» **Exercise goal**
Reproduce verbatim every line from the one that includes "Transcribe the text in this document." to the closing line of the entries; omit everything before it.

____________________

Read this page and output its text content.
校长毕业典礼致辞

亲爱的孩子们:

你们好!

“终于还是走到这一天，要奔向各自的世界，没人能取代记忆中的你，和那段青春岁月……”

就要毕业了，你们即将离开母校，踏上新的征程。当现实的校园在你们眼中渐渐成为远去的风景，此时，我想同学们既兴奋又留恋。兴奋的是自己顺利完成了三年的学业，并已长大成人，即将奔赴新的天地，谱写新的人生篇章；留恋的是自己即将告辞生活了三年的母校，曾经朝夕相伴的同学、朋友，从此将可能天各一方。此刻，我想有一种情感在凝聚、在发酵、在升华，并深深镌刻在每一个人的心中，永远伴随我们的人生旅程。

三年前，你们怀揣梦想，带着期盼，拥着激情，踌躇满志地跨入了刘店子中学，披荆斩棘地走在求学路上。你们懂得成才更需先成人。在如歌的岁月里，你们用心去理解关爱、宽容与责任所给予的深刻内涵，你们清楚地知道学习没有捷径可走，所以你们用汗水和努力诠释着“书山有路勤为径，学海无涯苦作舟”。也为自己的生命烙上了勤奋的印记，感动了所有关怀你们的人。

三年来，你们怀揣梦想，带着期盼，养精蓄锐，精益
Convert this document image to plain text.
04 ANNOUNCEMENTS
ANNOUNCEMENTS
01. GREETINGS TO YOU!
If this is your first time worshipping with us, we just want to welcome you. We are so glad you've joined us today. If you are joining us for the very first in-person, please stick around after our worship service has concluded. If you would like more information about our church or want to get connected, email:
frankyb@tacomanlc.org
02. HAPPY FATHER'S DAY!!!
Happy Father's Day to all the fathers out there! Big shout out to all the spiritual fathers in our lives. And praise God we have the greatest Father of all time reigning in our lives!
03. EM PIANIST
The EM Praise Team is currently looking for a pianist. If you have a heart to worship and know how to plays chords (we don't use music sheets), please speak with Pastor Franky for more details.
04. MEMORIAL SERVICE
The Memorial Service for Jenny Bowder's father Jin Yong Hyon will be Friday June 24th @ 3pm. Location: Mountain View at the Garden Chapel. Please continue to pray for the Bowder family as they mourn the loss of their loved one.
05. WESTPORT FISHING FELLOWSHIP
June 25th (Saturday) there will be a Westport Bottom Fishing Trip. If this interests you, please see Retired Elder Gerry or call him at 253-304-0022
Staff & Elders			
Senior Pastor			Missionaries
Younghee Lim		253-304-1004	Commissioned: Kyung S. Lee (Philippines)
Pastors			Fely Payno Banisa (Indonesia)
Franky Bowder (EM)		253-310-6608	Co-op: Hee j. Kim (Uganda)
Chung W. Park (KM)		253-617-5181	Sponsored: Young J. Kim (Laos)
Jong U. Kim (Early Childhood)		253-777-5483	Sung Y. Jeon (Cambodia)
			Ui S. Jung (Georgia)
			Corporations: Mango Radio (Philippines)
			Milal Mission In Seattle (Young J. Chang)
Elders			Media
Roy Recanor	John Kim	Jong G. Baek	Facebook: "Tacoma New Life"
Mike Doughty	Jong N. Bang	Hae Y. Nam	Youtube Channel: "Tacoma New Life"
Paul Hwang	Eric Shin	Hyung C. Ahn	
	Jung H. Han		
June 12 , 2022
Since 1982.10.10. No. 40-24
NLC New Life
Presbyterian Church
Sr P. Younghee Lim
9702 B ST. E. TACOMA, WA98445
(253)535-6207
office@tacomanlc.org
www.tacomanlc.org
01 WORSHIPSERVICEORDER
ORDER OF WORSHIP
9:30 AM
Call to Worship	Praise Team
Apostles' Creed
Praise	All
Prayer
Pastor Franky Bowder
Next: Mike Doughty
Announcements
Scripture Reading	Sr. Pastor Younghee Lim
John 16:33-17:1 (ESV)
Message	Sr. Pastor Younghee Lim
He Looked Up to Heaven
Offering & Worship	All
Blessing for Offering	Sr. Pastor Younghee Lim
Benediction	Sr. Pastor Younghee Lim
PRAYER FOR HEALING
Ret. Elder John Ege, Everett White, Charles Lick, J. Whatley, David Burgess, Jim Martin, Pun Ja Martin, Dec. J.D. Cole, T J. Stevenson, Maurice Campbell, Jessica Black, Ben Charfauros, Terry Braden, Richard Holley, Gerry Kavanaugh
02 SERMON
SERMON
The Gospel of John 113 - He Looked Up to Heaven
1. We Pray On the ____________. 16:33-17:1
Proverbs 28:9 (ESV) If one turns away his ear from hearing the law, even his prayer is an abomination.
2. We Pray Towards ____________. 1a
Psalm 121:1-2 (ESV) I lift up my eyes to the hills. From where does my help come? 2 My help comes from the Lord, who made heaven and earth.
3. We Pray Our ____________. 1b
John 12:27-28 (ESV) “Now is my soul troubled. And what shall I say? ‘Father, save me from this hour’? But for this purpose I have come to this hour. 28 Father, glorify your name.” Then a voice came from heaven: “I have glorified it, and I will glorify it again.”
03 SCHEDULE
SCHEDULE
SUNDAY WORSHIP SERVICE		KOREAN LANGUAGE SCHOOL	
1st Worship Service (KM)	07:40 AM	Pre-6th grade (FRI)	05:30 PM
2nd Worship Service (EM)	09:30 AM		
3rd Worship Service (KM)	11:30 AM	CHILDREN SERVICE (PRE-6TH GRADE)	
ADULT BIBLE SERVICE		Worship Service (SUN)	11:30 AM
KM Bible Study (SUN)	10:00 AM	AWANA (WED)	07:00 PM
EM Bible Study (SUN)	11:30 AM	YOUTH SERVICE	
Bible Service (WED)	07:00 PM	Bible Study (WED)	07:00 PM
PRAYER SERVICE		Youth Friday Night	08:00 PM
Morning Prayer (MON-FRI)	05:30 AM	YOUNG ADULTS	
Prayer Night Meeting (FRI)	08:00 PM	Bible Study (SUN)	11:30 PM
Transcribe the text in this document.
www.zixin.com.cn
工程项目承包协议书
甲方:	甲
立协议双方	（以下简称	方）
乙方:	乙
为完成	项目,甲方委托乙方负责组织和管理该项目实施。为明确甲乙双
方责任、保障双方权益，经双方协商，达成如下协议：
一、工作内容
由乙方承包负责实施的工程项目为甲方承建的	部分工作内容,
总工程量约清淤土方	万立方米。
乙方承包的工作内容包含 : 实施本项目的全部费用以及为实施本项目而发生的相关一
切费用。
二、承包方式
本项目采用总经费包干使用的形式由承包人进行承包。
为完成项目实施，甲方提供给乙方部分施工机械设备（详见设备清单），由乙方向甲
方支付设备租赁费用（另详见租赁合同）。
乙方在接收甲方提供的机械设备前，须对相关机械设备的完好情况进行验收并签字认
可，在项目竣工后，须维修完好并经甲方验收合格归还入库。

____________________

» **Solved problem**
Transcribe the text in this document.
www.zixin.com.cn
工程项目承包协议书
甲方:	甲
立协议双方	（以下简称	方）
乙方:	乙
为完成	项目,甲方委托乙方负责组织和管理该项目实施。为明确甲乙双
方责任、保障双方权益，经双方协商，达成如下协议：
一、工作内容
由乙方承包负责实施的工程项目为甲方承建的	部分工作内容,
总工程量约清淤土方	万立方米。
乙方承包的工作内容包含 : 实施本项目的全部费用以及为实施本项目而发生的相关一
切费用。
二、承包方式
本项目采用总经费包干使用的形式由承包人进行承包。
为完成项目实施，甲方提供给乙方部分施工机械设备（详见设备清单），由乙方向甲
方支付设备租赁费用（另详见租赁合同）。
乙方在接收甲方提供的机械设备前，须对相关机械设备的完好情况进行验收并签字认
可，在项目竣工后，须维修完好并经甲方验收合格归还入库。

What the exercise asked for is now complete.